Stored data
_ _ _
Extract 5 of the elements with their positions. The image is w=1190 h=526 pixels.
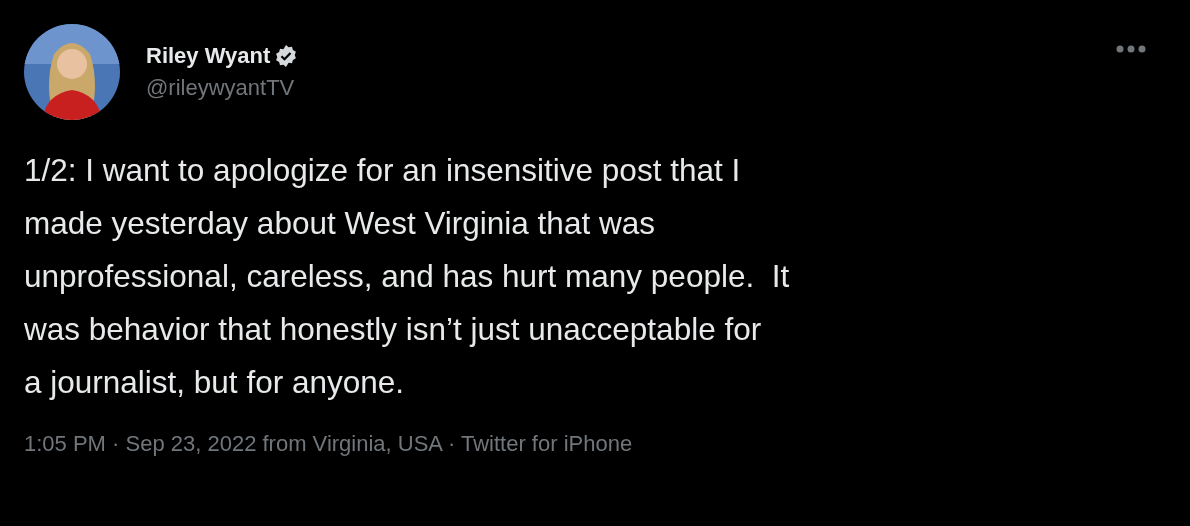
user-name[interactable]: Riley Wyant [146, 43, 271, 69]
tweet-meta: 1:05 PM · Sep 23, 2022 from Virginia, USA · Twitter for iPhone [24, 431, 633, 457]
more-icon[interactable] [1116, 44, 1146, 54]
tweet-text: 1/2: I want to apologize for an insensitive post that I made yesterday about West Virginia that was unprofessional, careless, and has hurt many people. It was behavior that honestly isn’t just unacceptable for a journalist, but for anyone. [24, 151, 791, 402]
user-handle[interactable]: @rileywyantTV [146, 75, 299, 101]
_ _ _
WHAT NEEDS TO BE DONE: Copy every line of the records above without any changes, and leave out the pictures.

REPLY TO THE TASK:
Extract 5 of the elements with their positions. The image is w=1190 h=526 pixels.
user-name[interactable]: Riley Wyant [146, 43, 271, 69]
tweet-meta: 1:05 PM · Sep 23, 2022 from Virginia, USA · Twitter for iPhone [24, 431, 633, 457]
more-icon[interactable] [1116, 44, 1146, 54]
tweet-text: 1/2: I want to apologize for an insensitive post that I made yesterday about West Virginia that was unprofessional, careless, and has hurt many people. It was behavior that honestly isn’t just unacceptable for a journalist, but for anyone. [24, 151, 791, 402]
user-handle[interactable]: @rileywyantTV [146, 75, 299, 101]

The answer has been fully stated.